↓↓↓

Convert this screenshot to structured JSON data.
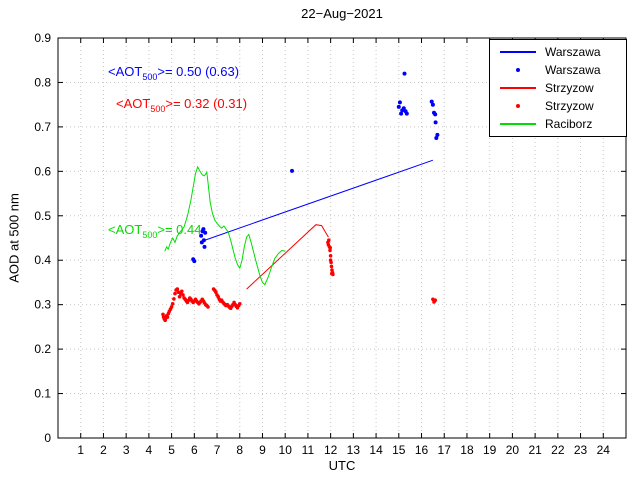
{
  "chart_data": {
    "type": "line+scatter",
    "title": "22−Aug−2021",
    "xlabel": "UTC",
    "ylabel": "AOD at 500 nm",
    "xlim": [
      0,
      25
    ],
    "ylim": [
      0,
      0.9
    ],
    "xticks": [
      1,
      2,
      3,
      4,
      5,
      6,
      7,
      8,
      9,
      10,
      11,
      12,
      13,
      14,
      15,
      16,
      17,
      18,
      19,
      20,
      21,
      22,
      23,
      24
    ],
    "yticks": [
      0,
      0.1,
      0.2,
      0.3,
      0.4,
      0.5,
      0.6,
      0.7,
      0.8,
      0.9
    ],
    "ytick_labels": [
      "0",
      "0.1",
      "0.2",
      "0.3",
      "0.4",
      "0.5",
      "0.6",
      "0.7",
      "0.8",
      "0.9"
    ],
    "grid": true,
    "grid_color": "#c8c8c8",
    "axis_color": "#000000",
    "legend_position": "top-right",
    "series": [
      {
        "name": "Warszawa (fit line)",
        "type": "line",
        "color": "#0000ff",
        "points": [
          [
            6.35,
            0.443
          ],
          [
            16.5,
            0.625
          ]
        ]
      },
      {
        "name": "Warszawa (measurements)",
        "type": "scatter",
        "color": "#0000ff",
        "marker_size": 2,
        "points": [
          [
            5.95,
            0.402
          ],
          [
            6.0,
            0.398
          ],
          [
            6.3,
            0.455
          ],
          [
            6.33,
            0.44
          ],
          [
            6.36,
            0.465
          ],
          [
            6.4,
            0.47
          ],
          [
            6.42,
            0.445
          ],
          [
            6.45,
            0.43
          ],
          [
            6.48,
            0.462
          ],
          [
            10.3,
            0.601
          ],
          [
            15.0,
            0.745
          ],
          [
            15.05,
            0.755
          ],
          [
            15.1,
            0.73
          ],
          [
            15.15,
            0.737
          ],
          [
            15.22,
            0.742
          ],
          [
            15.25,
            0.82
          ],
          [
            15.3,
            0.735
          ],
          [
            15.35,
            0.73
          ],
          [
            16.45,
            0.757
          ],
          [
            16.5,
            0.75
          ],
          [
            16.55,
            0.732
          ],
          [
            16.6,
            0.728
          ],
          [
            16.62,
            0.71
          ],
          [
            16.65,
            0.675
          ],
          [
            16.7,
            0.682
          ]
        ]
      },
      {
        "name": "Strzyzow (line)",
        "type": "line",
        "color": "#ff0000",
        "points": [
          [
            8.3,
            0.335
          ],
          [
            11.35,
            0.48
          ],
          [
            11.6,
            0.478
          ],
          [
            11.9,
            0.452
          ]
        ]
      },
      {
        "name": "Strzyzow (measurements)",
        "type": "scatter",
        "color": "#ff0000",
        "marker_size": 1.8,
        "points": [
          [
            4.62,
            0.278
          ],
          [
            4.65,
            0.272
          ],
          [
            4.68,
            0.268
          ],
          [
            4.72,
            0.265
          ],
          [
            4.75,
            0.27
          ],
          [
            4.78,
            0.275
          ],
          [
            4.82,
            0.272
          ],
          [
            4.86,
            0.28
          ],
          [
            4.9,
            0.285
          ],
          [
            4.95,
            0.29
          ],
          [
            5.0,
            0.295
          ],
          [
            5.05,
            0.302
          ],
          [
            5.1,
            0.313
          ],
          [
            5.15,
            0.325
          ],
          [
            5.2,
            0.333
          ],
          [
            5.25,
            0.335
          ],
          [
            5.3,
            0.328
          ],
          [
            5.35,
            0.318
          ],
          [
            5.4,
            0.325
          ],
          [
            5.45,
            0.33
          ],
          [
            5.5,
            0.322
          ],
          [
            5.55,
            0.315
          ],
          [
            5.6,
            0.312
          ],
          [
            5.65,
            0.308
          ],
          [
            5.7,
            0.305
          ],
          [
            5.75,
            0.31
          ],
          [
            5.8,
            0.315
          ],
          [
            5.85,
            0.312
          ],
          [
            5.9,
            0.308
          ],
          [
            5.95,
            0.305
          ],
          [
            6.0,
            0.308
          ],
          [
            6.05,
            0.312
          ],
          [
            6.1,
            0.308
          ],
          [
            6.15,
            0.305
          ],
          [
            6.2,
            0.302
          ],
          [
            6.25,
            0.305
          ],
          [
            6.3,
            0.308
          ],
          [
            6.35,
            0.312
          ],
          [
            6.4,
            0.308
          ],
          [
            6.45,
            0.304
          ],
          [
            6.5,
            0.3
          ],
          [
            6.55,
            0.298
          ],
          [
            6.6,
            0.295
          ],
          [
            6.85,
            0.335
          ],
          [
            6.9,
            0.332
          ],
          [
            6.95,
            0.328
          ],
          [
            7.0,
            0.322
          ],
          [
            7.05,
            0.318
          ],
          [
            7.1,
            0.312
          ],
          [
            7.15,
            0.308
          ],
          [
            7.2,
            0.31
          ],
          [
            7.25,
            0.306
          ],
          [
            7.3,
            0.303
          ],
          [
            7.35,
            0.3
          ],
          [
            7.4,
            0.298
          ],
          [
            7.45,
            0.3
          ],
          [
            7.5,
            0.297
          ],
          [
            7.55,
            0.294
          ],
          [
            7.6,
            0.292
          ],
          [
            7.65,
            0.296
          ],
          [
            7.7,
            0.3
          ],
          [
            7.75,
            0.305
          ],
          [
            7.8,
            0.3
          ],
          [
            7.85,
            0.296
          ],
          [
            7.9,
            0.293
          ],
          [
            7.95,
            0.298
          ],
          [
            8.0,
            0.302
          ],
          [
            11.88,
            0.44
          ],
          [
            11.9,
            0.435
          ],
          [
            11.92,
            0.445
          ],
          [
            11.95,
            0.43
          ],
          [
            11.97,
            0.422
          ],
          [
            11.98,
            0.428
          ],
          [
            12.0,
            0.41
          ],
          [
            12.0,
            0.4
          ],
          [
            12.02,
            0.395
          ],
          [
            12.04,
            0.386
          ],
          [
            12.06,
            0.378
          ],
          [
            12.08,
            0.372
          ],
          [
            12.1,
            0.368
          ],
          [
            12.05,
            0.37
          ],
          [
            16.5,
            0.312
          ],
          [
            16.55,
            0.306
          ],
          [
            16.6,
            0.31
          ]
        ]
      },
      {
        "name": "Raciborz (line)",
        "type": "line",
        "color": "#00dd00",
        "points": [
          [
            4.7,
            0.42
          ],
          [
            4.78,
            0.43
          ],
          [
            4.85,
            0.425
          ],
          [
            4.95,
            0.44
          ],
          [
            5.05,
            0.45
          ],
          [
            5.15,
            0.44
          ],
          [
            5.25,
            0.455
          ],
          [
            5.4,
            0.465
          ],
          [
            5.55,
            0.475
          ],
          [
            5.7,
            0.5
          ],
          [
            5.85,
            0.535
          ],
          [
            5.95,
            0.565
          ],
          [
            6.05,
            0.595
          ],
          [
            6.15,
            0.61
          ],
          [
            6.25,
            0.6
          ],
          [
            6.35,
            0.592
          ],
          [
            6.45,
            0.59
          ],
          [
            6.55,
            0.598
          ],
          [
            6.6,
            0.575
          ],
          [
            6.7,
            0.53
          ],
          [
            6.8,
            0.505
          ],
          [
            6.9,
            0.49
          ],
          [
            7.0,
            0.483
          ],
          [
            7.1,
            0.477
          ],
          [
            7.2,
            0.472
          ],
          [
            7.3,
            0.477
          ],
          [
            7.4,
            0.47
          ],
          [
            7.5,
            0.462
          ],
          [
            7.6,
            0.445
          ],
          [
            7.7,
            0.425
          ],
          [
            7.8,
            0.405
          ],
          [
            7.9,
            0.39
          ],
          [
            8.0,
            0.382
          ],
          [
            8.1,
            0.4
          ],
          [
            8.2,
            0.43
          ],
          [
            8.3,
            0.452
          ],
          [
            8.4,
            0.458
          ],
          [
            8.5,
            0.44
          ],
          [
            8.6,
            0.42
          ],
          [
            8.7,
            0.4
          ],
          [
            8.8,
            0.382
          ],
          [
            8.9,
            0.363
          ],
          [
            9.0,
            0.35
          ],
          [
            9.1,
            0.345
          ],
          [
            9.25,
            0.362
          ],
          [
            9.4,
            0.385
          ],
          [
            9.55,
            0.405
          ],
          [
            9.7,
            0.415
          ],
          [
            9.85,
            0.422
          ],
          [
            10.0,
            0.42
          ]
        ]
      }
    ]
  },
  "annotations": [
    {
      "prefix": "<AOT",
      "sub": "500",
      "suffix": ">= 0.50 (0.63)",
      "color": "#0000ff"
    },
    {
      "prefix": "<AOT",
      "sub": "500",
      "suffix": ">= 0.32 (0.31)",
      "color": "#ff0000"
    },
    {
      "prefix": "<AOT",
      "sub": "500",
      "suffix": ">= 0.44",
      "color": "#00dd00"
    }
  ],
  "legend": [
    {
      "label": "Warszawa",
      "color": "#0000ff",
      "sample": "line"
    },
    {
      "label": "Warszawa",
      "color": "#0000ff",
      "sample": "dot"
    },
    {
      "label": "Strzyzow",
      "color": "#ff0000",
      "sample": "line"
    },
    {
      "label": "Strzyzow",
      "color": "#ff0000",
      "sample": "dot"
    },
    {
      "label": "Raciborz",
      "color": "#00dd00",
      "sample": "line"
    }
  ]
}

↑↑↑

[Job]
Select and copy every line of the listing with the word "Warszawa".

[Full answer]
        "name": "Warszawa (fit line)",
        "name": "Warszawa (measurements)",
      "label": "Warszawa",
      "label": "Warszawa",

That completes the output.